# Exercise directions
In the listing below, count the lines with "this" and report only the figure.

# Information shown

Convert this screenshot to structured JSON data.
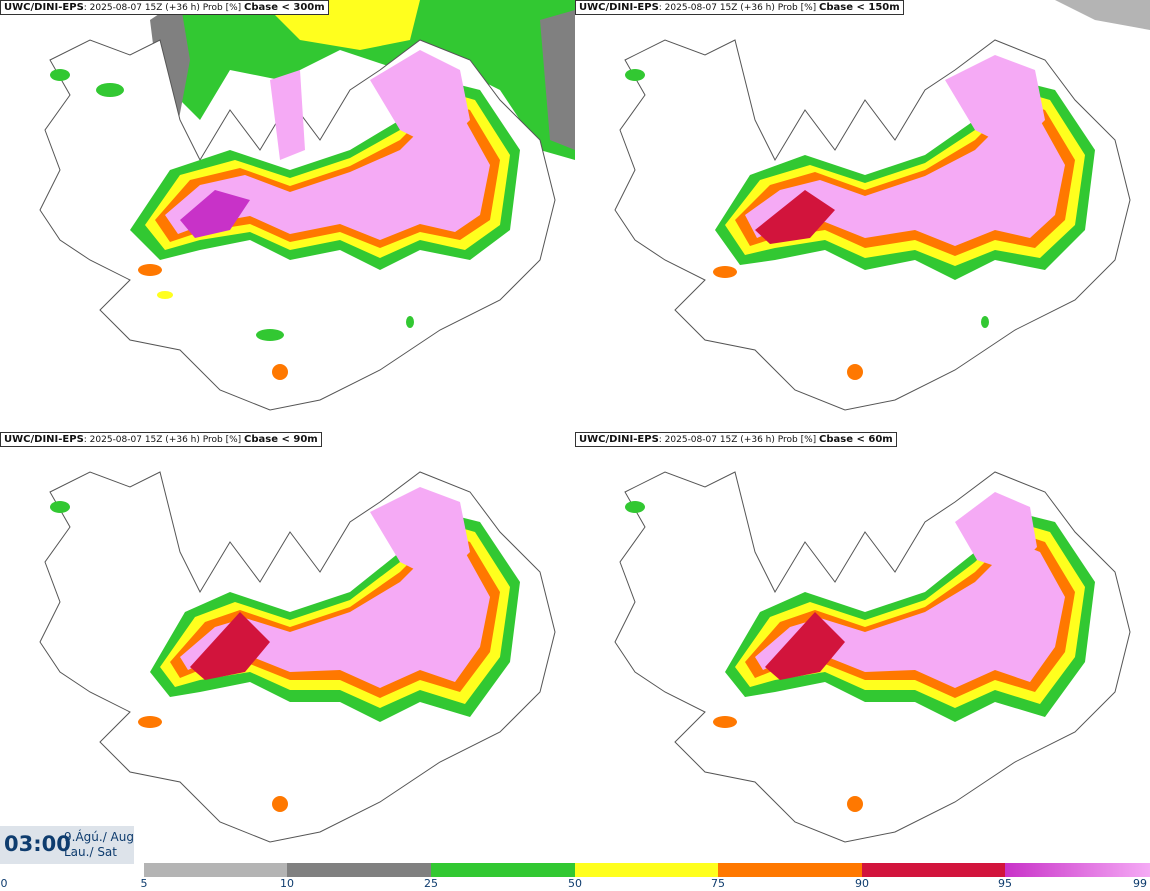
{
  "panels": [
    {
      "model": "UWC/DINI-EPS",
      "info": ": 2025-08-07 15Z (+36 h) Prob [%]",
      "threshold": "Cbase < 300m"
    },
    {
      "model": "UWC/DINI-EPS",
      "info": ": 2025-08-07 15Z (+36 h) Prob [%]",
      "threshold": "Cbase < 150m"
    },
    {
      "model": "UWC/DINI-EPS",
      "info": ": 2025-08-07 15Z (+36 h) Prob [%]",
      "threshold": "Cbase < 90m"
    },
    {
      "model": "UWC/DINI-EPS",
      "info": ": 2025-08-07 15Z (+36 h) Prob [%]",
      "threshold": "Cbase < 60m"
    }
  ],
  "valid_time": {
    "time": "03:00",
    "date": "9.Ágú./ Aug",
    "weekday": "Lau./ Sat"
  },
  "legend": {
    "ticks": [
      "0",
      "5",
      "10",
      "25",
      "50",
      "75",
      "90",
      "95",
      "99"
    ],
    "colors": [
      "#ffffff",
      "#b4b4b4",
      "#808080",
      "#32c832",
      "#ffff1e",
      "#ff7800",
      "#d2143c",
      "#c832c8",
      "#f5aaf5"
    ]
  },
  "map": {
    "region": "Iceland",
    "outline_color": "#555555",
    "ocean_color": "#ffffff"
  }
}
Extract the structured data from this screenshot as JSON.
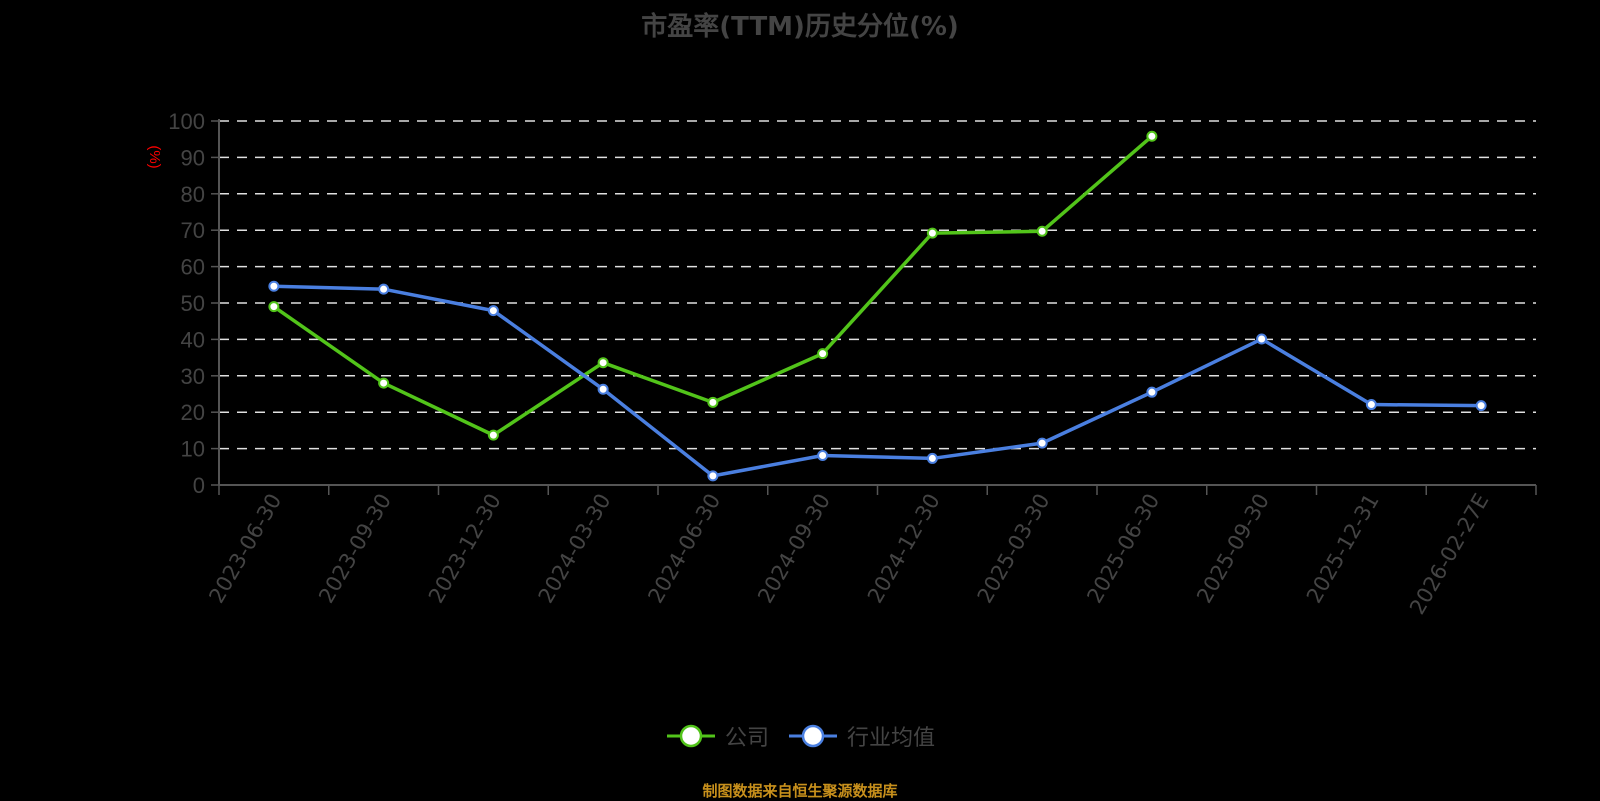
{
  "title": "市盈率(TTM)历史分位(%)",
  "source_text": "制图数据来自恒生聚源数据库",
  "legend": [
    {
      "label": "公司",
      "color": "#52c41a"
    },
    {
      "label": "行业均值",
      "color": "#4a7fe0"
    }
  ],
  "chart_data": {
    "type": "line",
    "title": "市盈率(TTM)历史分位(%)",
    "xlabel": "",
    "ylabel": "(%)",
    "ylim": [
      0,
      100
    ],
    "yticks": [
      0,
      10,
      20,
      30,
      40,
      50,
      60,
      70,
      80,
      90,
      100
    ],
    "grid": true,
    "legend_position": "bottom",
    "categories": [
      "2023-06-30",
      "2023-09-30",
      "2023-12-30",
      "2024-03-30",
      "2024-06-30",
      "2024-09-30",
      "2024-12-30",
      "2025-03-30",
      "2025-06-30",
      "2025-09-30",
      "2025-12-31",
      "2026-02-27E"
    ],
    "series": [
      {
        "name": "公司",
        "color": "#52c41a",
        "values": [
          49.0,
          28.0,
          13.7,
          33.6,
          22.7,
          36.1,
          69.2,
          69.7,
          95.8,
          null,
          null,
          null
        ]
      },
      {
        "name": "行业均值",
        "color": "#4a7fe0",
        "values": [
          54.6,
          53.8,
          47.9,
          26.3,
          2.5,
          8.1,
          7.3,
          11.5,
          25.5,
          40.1,
          22.1,
          21.8
        ]
      }
    ]
  }
}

# Exercise output
2